What to produce
Determine the number of lines in the data that include the word "Human", and write only that number.

>> BEGIN Input records

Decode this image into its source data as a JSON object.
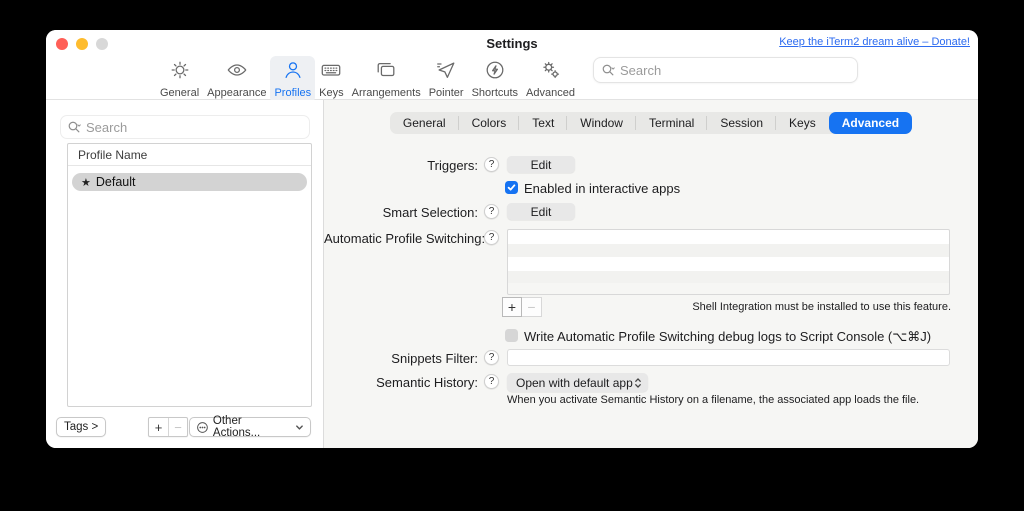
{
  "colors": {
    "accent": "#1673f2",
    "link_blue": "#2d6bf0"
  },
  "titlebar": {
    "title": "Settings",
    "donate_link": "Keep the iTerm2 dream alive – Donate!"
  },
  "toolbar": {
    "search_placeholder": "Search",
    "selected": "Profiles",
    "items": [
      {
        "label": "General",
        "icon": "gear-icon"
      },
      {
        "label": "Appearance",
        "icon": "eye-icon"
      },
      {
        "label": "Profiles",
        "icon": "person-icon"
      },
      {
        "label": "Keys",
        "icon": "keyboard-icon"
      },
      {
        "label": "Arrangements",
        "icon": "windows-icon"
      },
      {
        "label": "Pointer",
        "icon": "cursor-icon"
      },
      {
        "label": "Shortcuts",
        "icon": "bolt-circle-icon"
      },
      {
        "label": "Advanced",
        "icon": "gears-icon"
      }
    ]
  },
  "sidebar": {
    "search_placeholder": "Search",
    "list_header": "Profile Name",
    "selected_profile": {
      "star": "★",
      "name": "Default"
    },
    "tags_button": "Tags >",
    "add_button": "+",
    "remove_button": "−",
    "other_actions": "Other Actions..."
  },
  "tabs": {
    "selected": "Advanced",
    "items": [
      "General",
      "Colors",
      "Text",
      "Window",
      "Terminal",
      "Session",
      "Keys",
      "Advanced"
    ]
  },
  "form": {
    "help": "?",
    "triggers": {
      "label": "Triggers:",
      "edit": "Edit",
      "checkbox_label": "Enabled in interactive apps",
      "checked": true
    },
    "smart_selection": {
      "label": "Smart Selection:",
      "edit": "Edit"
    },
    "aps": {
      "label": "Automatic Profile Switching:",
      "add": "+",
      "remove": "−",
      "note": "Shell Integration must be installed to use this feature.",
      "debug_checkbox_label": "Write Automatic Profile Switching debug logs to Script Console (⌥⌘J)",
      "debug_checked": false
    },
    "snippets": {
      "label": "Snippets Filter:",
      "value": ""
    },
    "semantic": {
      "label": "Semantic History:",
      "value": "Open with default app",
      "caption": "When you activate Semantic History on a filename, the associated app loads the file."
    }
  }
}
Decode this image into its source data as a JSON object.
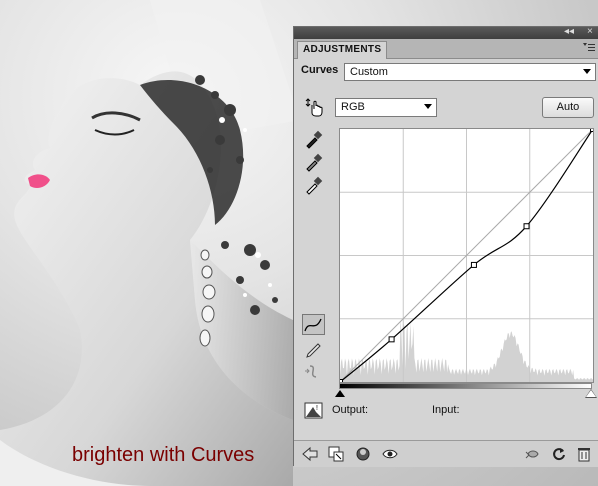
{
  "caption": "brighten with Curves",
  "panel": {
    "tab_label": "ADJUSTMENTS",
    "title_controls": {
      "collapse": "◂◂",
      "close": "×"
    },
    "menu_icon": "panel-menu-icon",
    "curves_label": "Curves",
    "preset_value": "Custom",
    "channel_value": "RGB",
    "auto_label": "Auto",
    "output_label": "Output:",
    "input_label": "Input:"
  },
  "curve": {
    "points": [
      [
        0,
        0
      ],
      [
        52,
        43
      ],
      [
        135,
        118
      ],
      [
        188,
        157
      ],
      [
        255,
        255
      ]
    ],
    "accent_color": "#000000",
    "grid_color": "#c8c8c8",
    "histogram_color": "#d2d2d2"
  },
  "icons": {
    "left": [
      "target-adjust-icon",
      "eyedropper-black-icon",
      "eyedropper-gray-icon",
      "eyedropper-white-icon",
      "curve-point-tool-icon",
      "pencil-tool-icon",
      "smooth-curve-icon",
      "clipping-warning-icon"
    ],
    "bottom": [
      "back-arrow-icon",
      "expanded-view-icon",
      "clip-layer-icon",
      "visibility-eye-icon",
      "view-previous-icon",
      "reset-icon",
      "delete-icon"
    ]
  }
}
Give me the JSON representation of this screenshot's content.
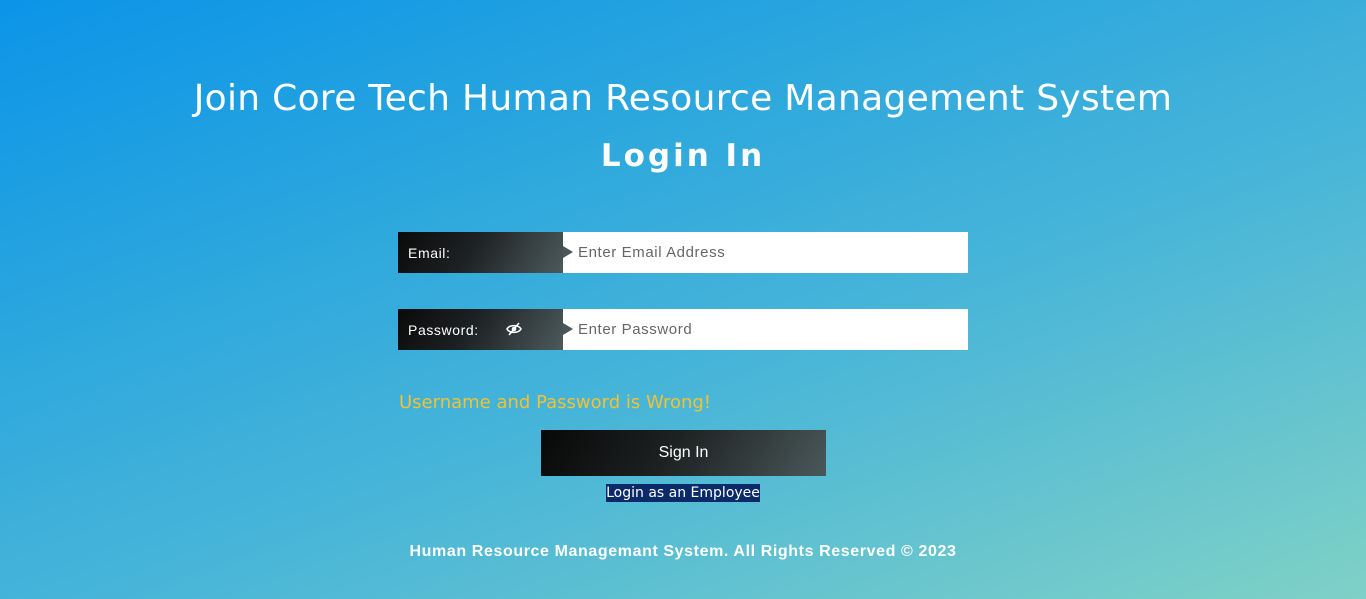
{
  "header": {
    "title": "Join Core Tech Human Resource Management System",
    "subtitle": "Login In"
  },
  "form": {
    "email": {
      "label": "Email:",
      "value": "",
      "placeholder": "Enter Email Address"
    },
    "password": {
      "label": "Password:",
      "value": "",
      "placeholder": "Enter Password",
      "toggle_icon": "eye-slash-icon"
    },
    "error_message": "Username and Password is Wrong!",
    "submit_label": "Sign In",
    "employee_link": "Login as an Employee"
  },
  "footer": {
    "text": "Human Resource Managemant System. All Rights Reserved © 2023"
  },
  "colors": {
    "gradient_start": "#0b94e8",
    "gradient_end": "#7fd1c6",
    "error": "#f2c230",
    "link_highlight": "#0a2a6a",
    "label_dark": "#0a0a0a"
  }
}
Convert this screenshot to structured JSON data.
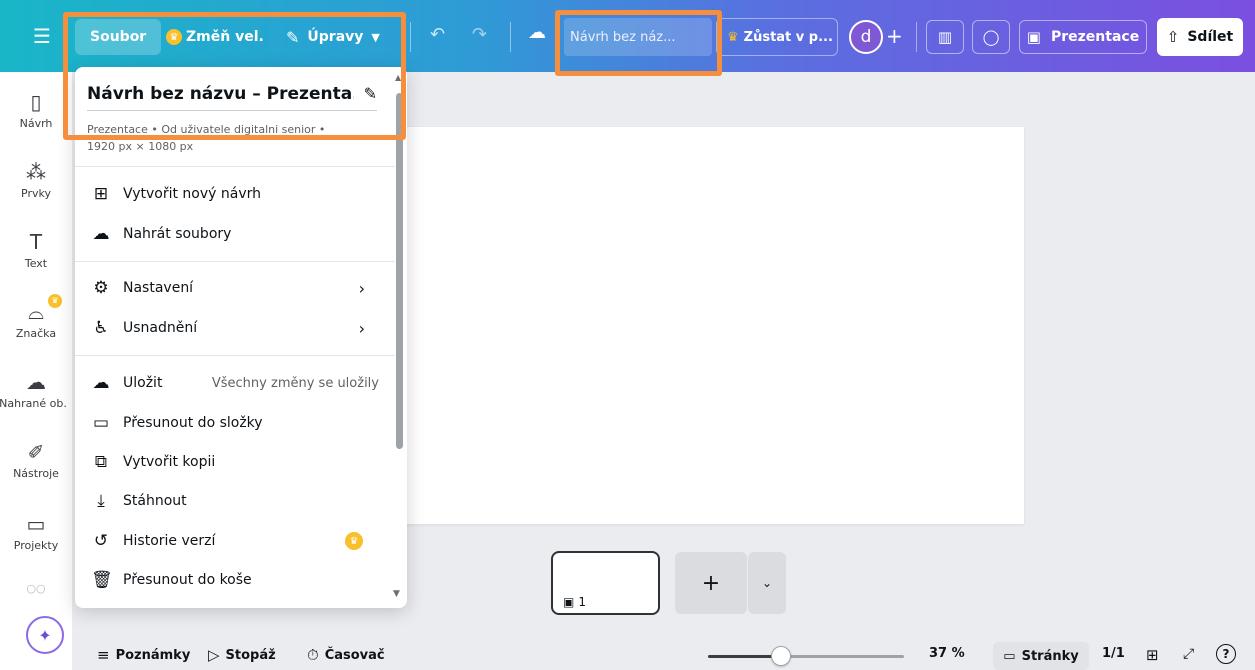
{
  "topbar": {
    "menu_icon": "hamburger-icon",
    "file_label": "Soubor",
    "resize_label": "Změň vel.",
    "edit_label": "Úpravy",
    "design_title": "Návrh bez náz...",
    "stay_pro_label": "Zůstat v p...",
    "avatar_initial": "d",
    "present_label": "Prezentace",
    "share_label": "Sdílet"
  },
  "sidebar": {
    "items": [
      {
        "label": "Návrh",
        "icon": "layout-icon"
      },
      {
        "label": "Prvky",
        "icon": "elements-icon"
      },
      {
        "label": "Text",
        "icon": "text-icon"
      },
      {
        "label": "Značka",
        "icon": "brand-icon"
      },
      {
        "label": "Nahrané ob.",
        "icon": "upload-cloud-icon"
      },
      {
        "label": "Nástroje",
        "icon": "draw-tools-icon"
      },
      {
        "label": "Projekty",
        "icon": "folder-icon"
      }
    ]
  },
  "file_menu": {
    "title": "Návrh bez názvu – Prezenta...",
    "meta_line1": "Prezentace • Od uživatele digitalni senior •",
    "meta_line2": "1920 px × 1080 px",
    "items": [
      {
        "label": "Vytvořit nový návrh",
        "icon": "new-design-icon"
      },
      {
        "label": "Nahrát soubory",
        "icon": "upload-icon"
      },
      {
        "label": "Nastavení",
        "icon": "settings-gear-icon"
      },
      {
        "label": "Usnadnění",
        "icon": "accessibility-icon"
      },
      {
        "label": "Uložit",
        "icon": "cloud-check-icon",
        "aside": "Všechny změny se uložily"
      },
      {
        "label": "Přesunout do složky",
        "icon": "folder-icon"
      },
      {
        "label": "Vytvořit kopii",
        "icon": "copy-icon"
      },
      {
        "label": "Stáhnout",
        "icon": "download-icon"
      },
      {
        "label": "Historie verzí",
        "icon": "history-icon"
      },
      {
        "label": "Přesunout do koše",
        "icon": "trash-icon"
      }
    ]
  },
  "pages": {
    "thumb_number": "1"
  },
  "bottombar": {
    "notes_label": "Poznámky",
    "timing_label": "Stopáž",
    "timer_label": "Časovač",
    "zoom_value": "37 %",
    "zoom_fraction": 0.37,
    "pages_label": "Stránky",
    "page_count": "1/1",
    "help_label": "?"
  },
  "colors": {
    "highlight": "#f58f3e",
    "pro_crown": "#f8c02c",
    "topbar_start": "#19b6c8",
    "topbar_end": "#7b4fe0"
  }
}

>> END Input records
>> BEGIN Input records

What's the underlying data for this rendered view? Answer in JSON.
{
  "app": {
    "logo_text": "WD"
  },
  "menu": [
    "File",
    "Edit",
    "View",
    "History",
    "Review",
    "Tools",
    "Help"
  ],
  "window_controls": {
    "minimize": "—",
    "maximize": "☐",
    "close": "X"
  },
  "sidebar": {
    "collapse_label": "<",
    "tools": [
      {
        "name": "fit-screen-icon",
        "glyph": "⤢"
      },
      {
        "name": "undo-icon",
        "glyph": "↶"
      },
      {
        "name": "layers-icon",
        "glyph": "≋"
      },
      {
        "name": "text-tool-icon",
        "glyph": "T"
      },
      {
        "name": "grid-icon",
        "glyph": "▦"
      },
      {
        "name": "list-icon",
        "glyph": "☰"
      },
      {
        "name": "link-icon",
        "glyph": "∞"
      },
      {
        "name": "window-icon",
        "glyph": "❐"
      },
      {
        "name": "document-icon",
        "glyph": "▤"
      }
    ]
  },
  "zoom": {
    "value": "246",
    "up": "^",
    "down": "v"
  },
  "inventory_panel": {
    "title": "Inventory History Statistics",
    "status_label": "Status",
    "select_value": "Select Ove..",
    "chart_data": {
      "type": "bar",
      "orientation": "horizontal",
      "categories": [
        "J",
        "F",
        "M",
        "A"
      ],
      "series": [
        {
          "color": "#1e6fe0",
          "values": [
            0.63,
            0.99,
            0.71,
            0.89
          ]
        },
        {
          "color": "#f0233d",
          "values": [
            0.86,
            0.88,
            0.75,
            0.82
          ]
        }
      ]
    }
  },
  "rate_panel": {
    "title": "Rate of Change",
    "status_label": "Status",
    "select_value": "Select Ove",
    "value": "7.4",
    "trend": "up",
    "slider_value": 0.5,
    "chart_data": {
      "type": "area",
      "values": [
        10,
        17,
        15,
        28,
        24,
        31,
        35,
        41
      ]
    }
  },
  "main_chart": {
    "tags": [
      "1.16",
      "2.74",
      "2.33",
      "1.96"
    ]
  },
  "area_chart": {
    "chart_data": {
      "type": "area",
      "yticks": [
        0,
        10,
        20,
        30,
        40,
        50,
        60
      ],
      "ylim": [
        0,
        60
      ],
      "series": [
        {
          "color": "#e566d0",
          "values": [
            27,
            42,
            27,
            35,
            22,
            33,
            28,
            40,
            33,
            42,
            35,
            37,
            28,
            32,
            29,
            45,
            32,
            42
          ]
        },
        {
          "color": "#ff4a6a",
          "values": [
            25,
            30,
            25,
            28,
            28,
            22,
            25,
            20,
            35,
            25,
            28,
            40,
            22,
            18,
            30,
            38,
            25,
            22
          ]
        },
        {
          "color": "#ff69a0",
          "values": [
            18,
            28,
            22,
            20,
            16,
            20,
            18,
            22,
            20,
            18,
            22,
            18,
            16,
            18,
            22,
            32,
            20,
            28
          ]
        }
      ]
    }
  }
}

>> END Input records

Task output
2